_TASK DESCRIPTION_. Give back each line of the listing below that contains the string "Shigella".

_RECORDS SHOWN_.
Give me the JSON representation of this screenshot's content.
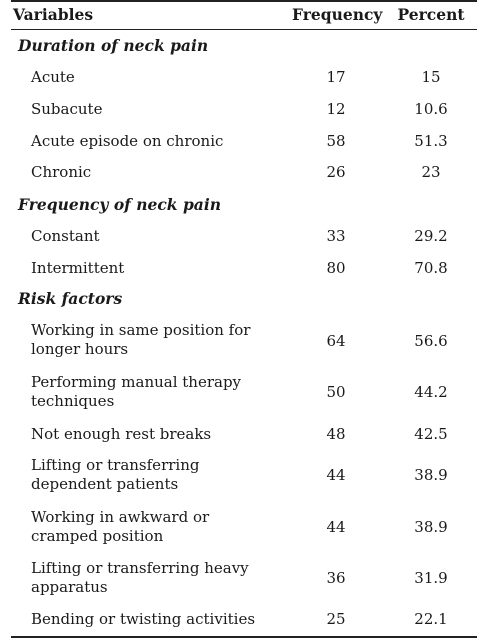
{
  "header": {
    "variables": "Variables",
    "frequency": "Frequency",
    "percent": "Percent"
  },
  "sections": [
    {
      "title": "Duration of neck pain",
      "rows": [
        {
          "label": "Acute",
          "frequency": "17",
          "percent": "15"
        },
        {
          "label": "Subacute",
          "frequency": "12",
          "percent": "10.6"
        },
        {
          "label": "Acute episode on chronic",
          "frequency": "58",
          "percent": "51.3"
        },
        {
          "label": "Chronic",
          "frequency": "26",
          "percent": "23"
        }
      ]
    },
    {
      "title": "Frequency of neck pain",
      "rows": [
        {
          "label": "Constant",
          "frequency": "33",
          "percent": "29.2"
        },
        {
          "label": "Intermittent",
          "frequency": "80",
          "percent": "70.8"
        }
      ]
    },
    {
      "title": "Risk factors",
      "rows": [
        {
          "label": "Working in same position for longer hours",
          "frequency": "64",
          "percent": "56.6"
        },
        {
          "label": "Performing manual therapy techniques",
          "frequency": "50",
          "percent": "44.2"
        },
        {
          "label": "Not enough rest breaks",
          "frequency": "48",
          "percent": "42.5"
        },
        {
          "label": "Lifting or transferring dependent patients",
          "frequency": "44",
          "percent": "38.9"
        },
        {
          "label": "Working in awkward or cramped position",
          "frequency": "44",
          "percent": "38.9"
        },
        {
          "label": "Lifting or transferring heavy apparatus",
          "frequency": "36",
          "percent": "31.9"
        },
        {
          "label": "Bending or twisting activities",
          "frequency": "25",
          "percent": "22.1"
        }
      ]
    }
  ]
}
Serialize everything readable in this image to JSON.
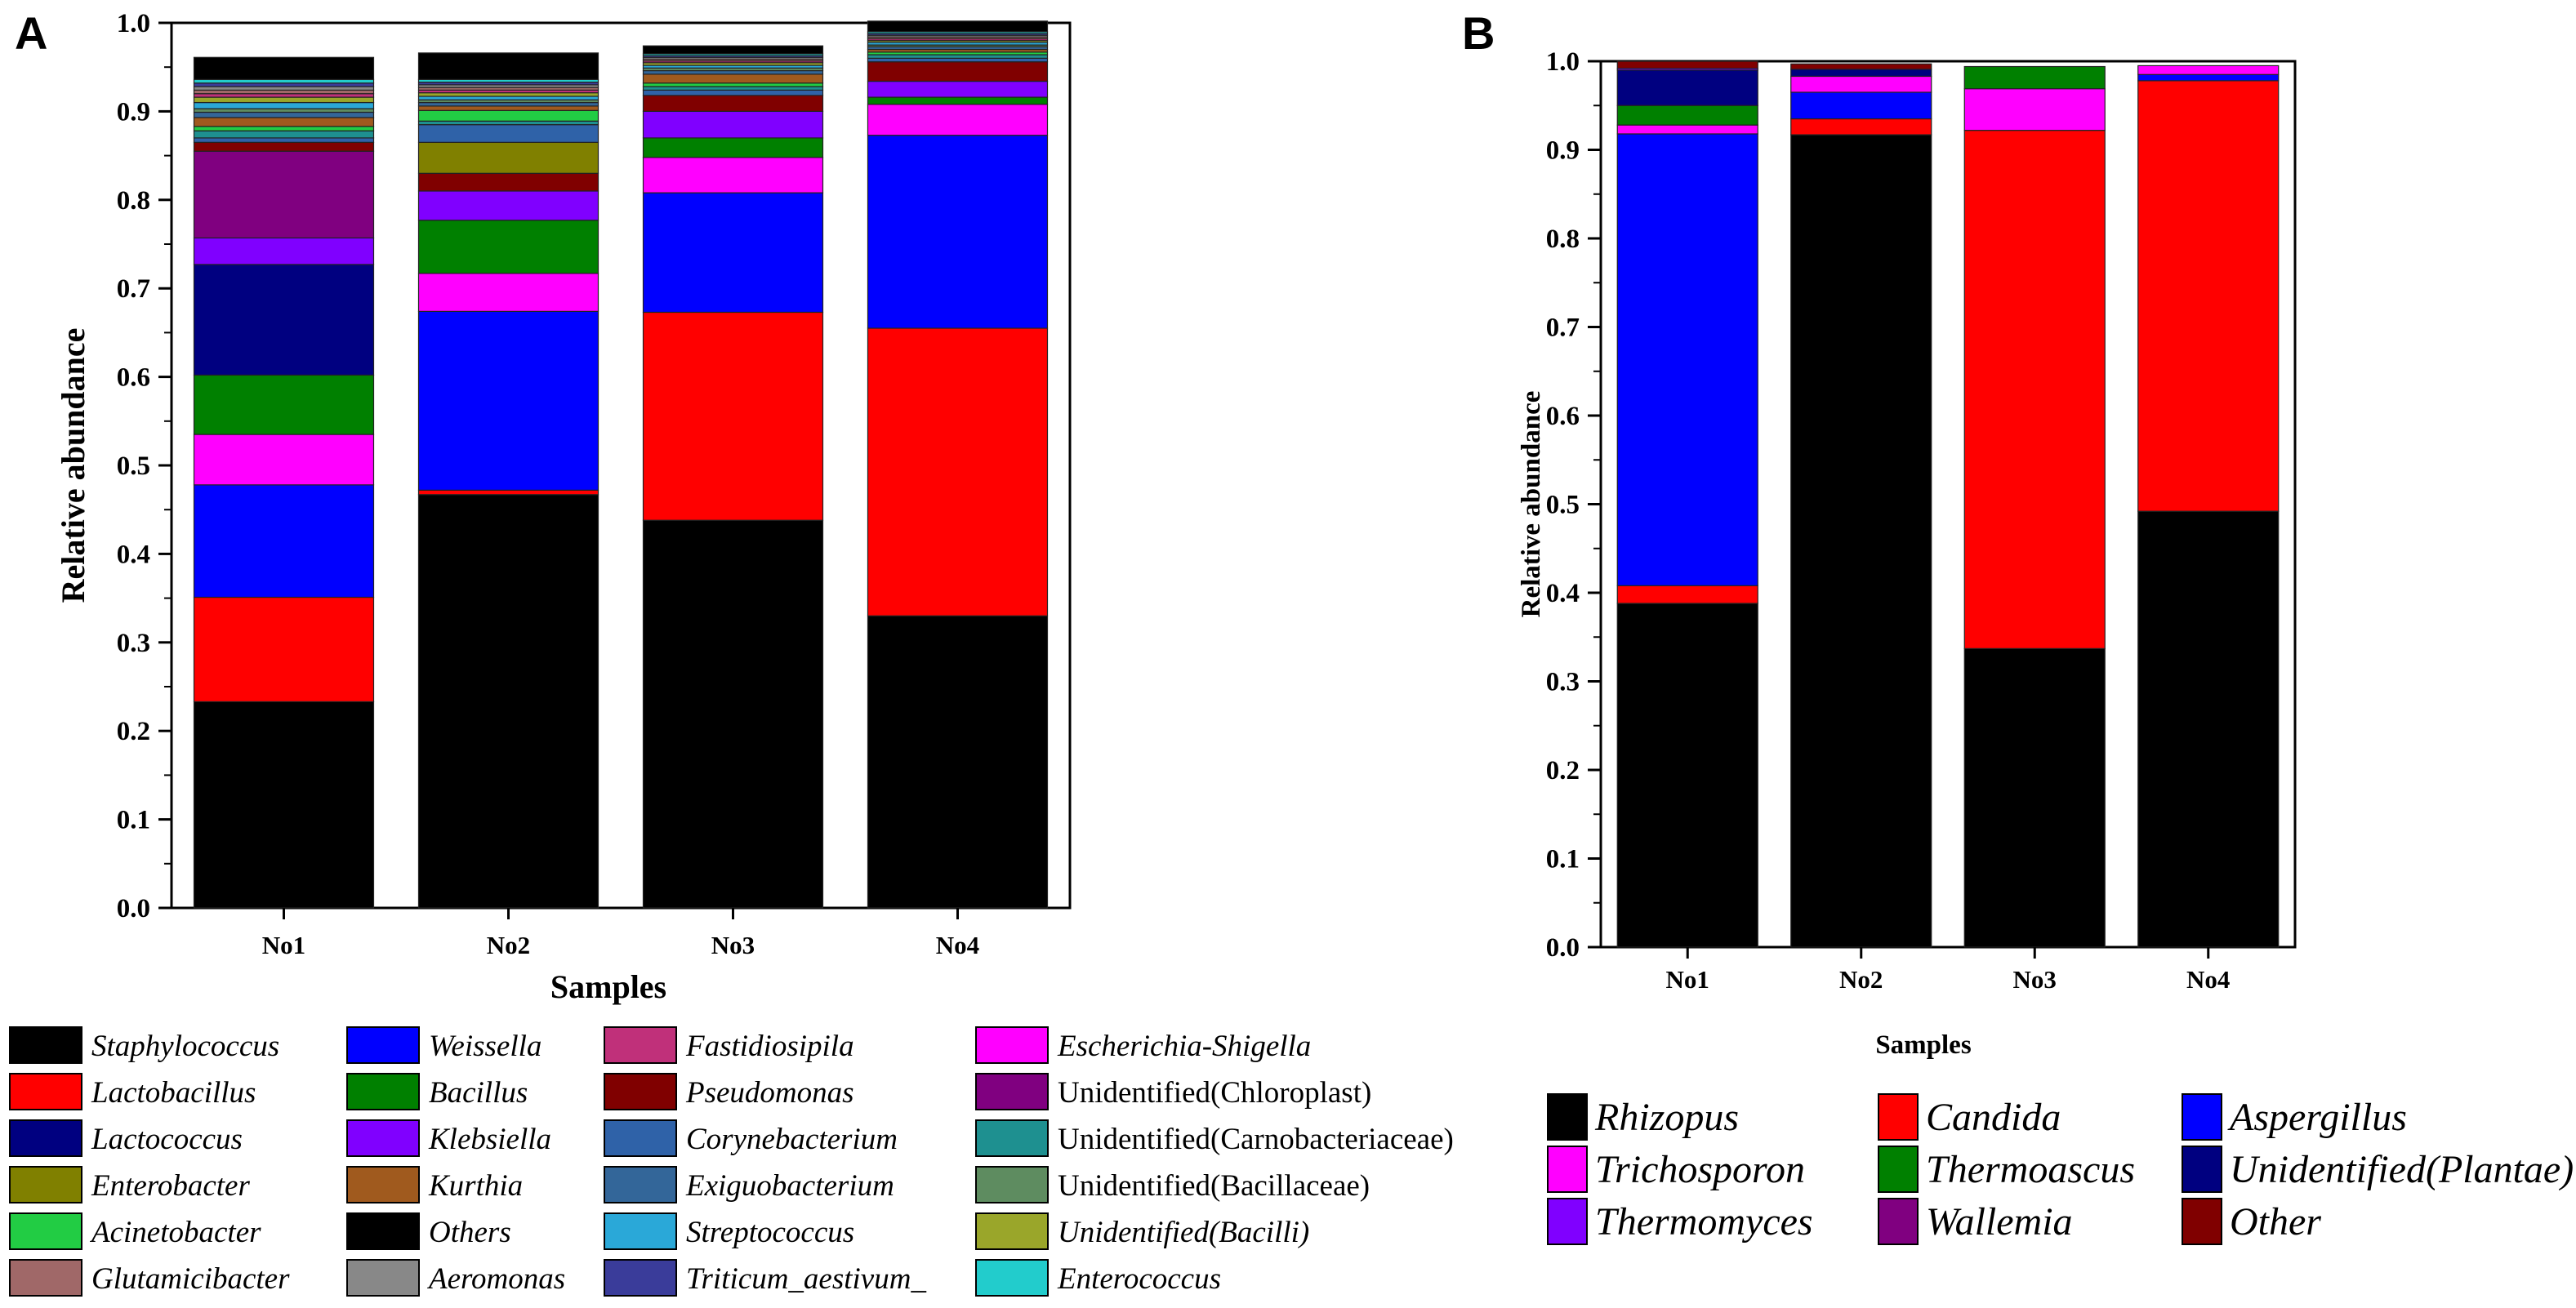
{
  "panels": {
    "a": {
      "label": "A"
    },
    "b": {
      "label": "B"
    }
  },
  "chart_data": [
    {
      "type": "bar",
      "stacked": true,
      "panel": "A",
      "title": "",
      "xlabel": "Samples",
      "ylabel": "Relative abundance",
      "ylim": [
        0,
        1.0
      ],
      "yticks": [
        "0.0",
        "0.1",
        "0.2",
        "0.3",
        "0.4",
        "0.5",
        "0.6",
        "0.7",
        "0.8",
        "0.9",
        "1.0"
      ],
      "categories": [
        "No1",
        "No2",
        "No3",
        "No4"
      ],
      "series": [
        {
          "name": "Staphylococcus",
          "italic": true,
          "color": "#000000",
          "values": [
            0.233,
            0.467,
            0.438,
            0.33
          ]
        },
        {
          "name": "Lactobacillus",
          "italic": true,
          "color": "#ff0000",
          "values": [
            0.118,
            0.005,
            0.235,
            0.325
          ]
        },
        {
          "name": "Weissella",
          "italic": true,
          "color": "#0000ff",
          "values": [
            0.127,
            0.202,
            0.135,
            0.218
          ]
        },
        {
          "name": "Escherichia-Shigella",
          "italic": true,
          "color": "#ff00ff",
          "values": [
            0.057,
            0.043,
            0.04,
            0.035
          ]
        },
        {
          "name": "Bacillus",
          "italic": true,
          "color": "#008000",
          "values": [
            0.067,
            0.06,
            0.022,
            0.008
          ]
        },
        {
          "name": "Lactococcus",
          "italic": true,
          "color": "#000080",
          "values": [
            0.125,
            0.0,
            0.0,
            0.0
          ]
        },
        {
          "name": "Klebsiella",
          "italic": true,
          "color": "#8000ff",
          "values": [
            0.03,
            0.033,
            0.03,
            0.018
          ]
        },
        {
          "name": "Unidentified(Chloroplast)",
          "italic": false,
          "color": "#800080",
          "values": [
            0.098,
            0.0,
            0.0,
            0.0
          ]
        },
        {
          "name": "Pseudomonas",
          "italic": true,
          "color": "#800000",
          "values": [
            0.01,
            0.02,
            0.018,
            0.022
          ]
        },
        {
          "name": "Enterobacter",
          "italic": true,
          "color": "#808000",
          "values": [
            0.0,
            0.035,
            0.0,
            0.0
          ]
        },
        {
          "name": "Corynebacterium",
          "italic": true,
          "color": "#2f62a8",
          "values": [
            0.005,
            0.02,
            0.006,
            0.004
          ]
        },
        {
          "name": "Unidentified(Carnobacteriaceae)",
          "italic": false,
          "color": "#1e9090",
          "values": [
            0.008,
            0.004,
            0.004,
            0.004
          ]
        },
        {
          "name": "Acinetobacter",
          "italic": true,
          "color": "#22cc44",
          "values": [
            0.005,
            0.012,
            0.004,
            0.003
          ]
        },
        {
          "name": "Kurthia",
          "italic": true,
          "color": "#a05a1e",
          "values": [
            0.01,
            0.005,
            0.01,
            0.003
          ]
        },
        {
          "name": "Exiguobacterium",
          "italic": true,
          "color": "#336699",
          "values": [
            0.006,
            0.004,
            0.004,
            0.003
          ]
        },
        {
          "name": "Unidentified(Bacillaceae)",
          "italic": false,
          "color": "#5e8c60",
          "values": [
            0.004,
            0.003,
            0.003,
            0.002
          ]
        },
        {
          "name": "Streptococcus",
          "italic": true,
          "color": "#2aa8d8",
          "values": [
            0.007,
            0.004,
            0.003,
            0.003
          ]
        },
        {
          "name": "Unidentified(Bacilli)",
          "italic": true,
          "color": "#9aa62a",
          "values": [
            0.006,
            0.004,
            0.003,
            0.002
          ]
        },
        {
          "name": "Fastidiosipila",
          "italic": true,
          "color": "#c0307a",
          "values": [
            0.004,
            0.003,
            0.002,
            0.002
          ]
        },
        {
          "name": "Glutamicibacter",
          "italic": true,
          "color": "#a06868",
          "values": [
            0.004,
            0.003,
            0.002,
            0.002
          ]
        },
        {
          "name": "Aeromonas",
          "italic": true,
          "color": "#888888",
          "values": [
            0.004,
            0.003,
            0.002,
            0.002
          ]
        },
        {
          "name": "Triticum_aestivum_",
          "italic": true,
          "color": "#3a3c9a",
          "values": [
            0.004,
            0.003,
            0.002,
            0.002
          ]
        },
        {
          "name": "Enterococcus",
          "italic": true,
          "color": "#22cccc",
          "values": [
            0.004,
            0.003,
            0.002,
            0.002
          ]
        },
        {
          "name": "Others",
          "italic": true,
          "color": "#000000",
          "values": [
            0.025,
            0.03,
            0.009,
            0.012
          ]
        }
      ],
      "legend": [
        [
          "Staphylococcus",
          "Weissella",
          "Fastidiosipila",
          "Escherichia-Shigella"
        ],
        [
          "Lactobacillus",
          "Bacillus",
          "Pseudomonas",
          "Unidentified(Chloroplast)"
        ],
        [
          "Lactococcus",
          "Klebsiella",
          "Corynebacterium",
          "Unidentified(Carnobacteriaceae)"
        ],
        [
          "Enterobacter",
          "Kurthia",
          "Exiguobacterium",
          "Unidentified(Bacillaceae)"
        ],
        [
          "Acinetobacter",
          "Others",
          "Streptococcus",
          "Unidentified(Bacilli)"
        ],
        [
          "Glutamicibacter",
          "Aeromonas",
          "Triticum_aestivum_",
          "Enterococcus"
        ]
      ],
      "legend_placement": "bottom"
    },
    {
      "type": "bar",
      "stacked": true,
      "panel": "B",
      "title": "",
      "xlabel": "Samples",
      "ylabel": "Relative abundance",
      "ylim": [
        0,
        1.0
      ],
      "yticks": [
        "0.0",
        "0.1",
        "0.2",
        "0.3",
        "0.4",
        "0.5",
        "0.6",
        "0.7",
        "0.8",
        "0.9",
        "1.0"
      ],
      "categories": [
        "No1",
        "No2",
        "No3",
        "No4"
      ],
      "series": [
        {
          "name": "Rhizopus",
          "italic": true,
          "color": "#000000",
          "values": [
            0.388,
            0.917,
            0.337,
            0.492
          ]
        },
        {
          "name": "Candida",
          "italic": true,
          "color": "#ff0000",
          "values": [
            0.02,
            0.018,
            0.585,
            0.486
          ]
        },
        {
          "name": "Aspergillus",
          "italic": true,
          "color": "#0000ff",
          "values": [
            0.51,
            0.03,
            0.0,
            0.007
          ]
        },
        {
          "name": "Trichosporon",
          "italic": true,
          "color": "#ff00ff",
          "values": [
            0.01,
            0.018,
            0.047,
            0.01
          ]
        },
        {
          "name": "Thermoascus",
          "italic": true,
          "color": "#008000",
          "values": [
            0.022,
            0.0,
            0.025,
            0.0
          ]
        },
        {
          "name": "Unidentified(Plantae)",
          "italic": true,
          "color": "#000080",
          "values": [
            0.04,
            0.008,
            0.0,
            0.0
          ]
        },
        {
          "name": "Thermomyces",
          "italic": true,
          "color": "#8000ff",
          "values": [
            0.002,
            0.0,
            0.0,
            0.0
          ]
        },
        {
          "name": "Wallemia",
          "italic": true,
          "color": "#800080",
          "values": [
            0.0,
            0.0,
            0.0,
            0.0
          ]
        },
        {
          "name": "Other",
          "italic": true,
          "color": "#800000",
          "values": [
            0.008,
            0.006,
            0.0,
            0.0
          ]
        }
      ],
      "legend": [
        [
          "Rhizopus",
          "Candida",
          "Aspergillus"
        ],
        [
          "Trichosporon",
          "Thermoascus",
          "Unidentified(Plantae)"
        ],
        [
          "Thermomyces",
          "Wallemia",
          "Other"
        ]
      ],
      "legend_placement": "bottom"
    }
  ]
}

_SOLUTION FOR THIS TASK_.
          "name": "Escherichia-Shigella",
          "Escherichia-Shigella"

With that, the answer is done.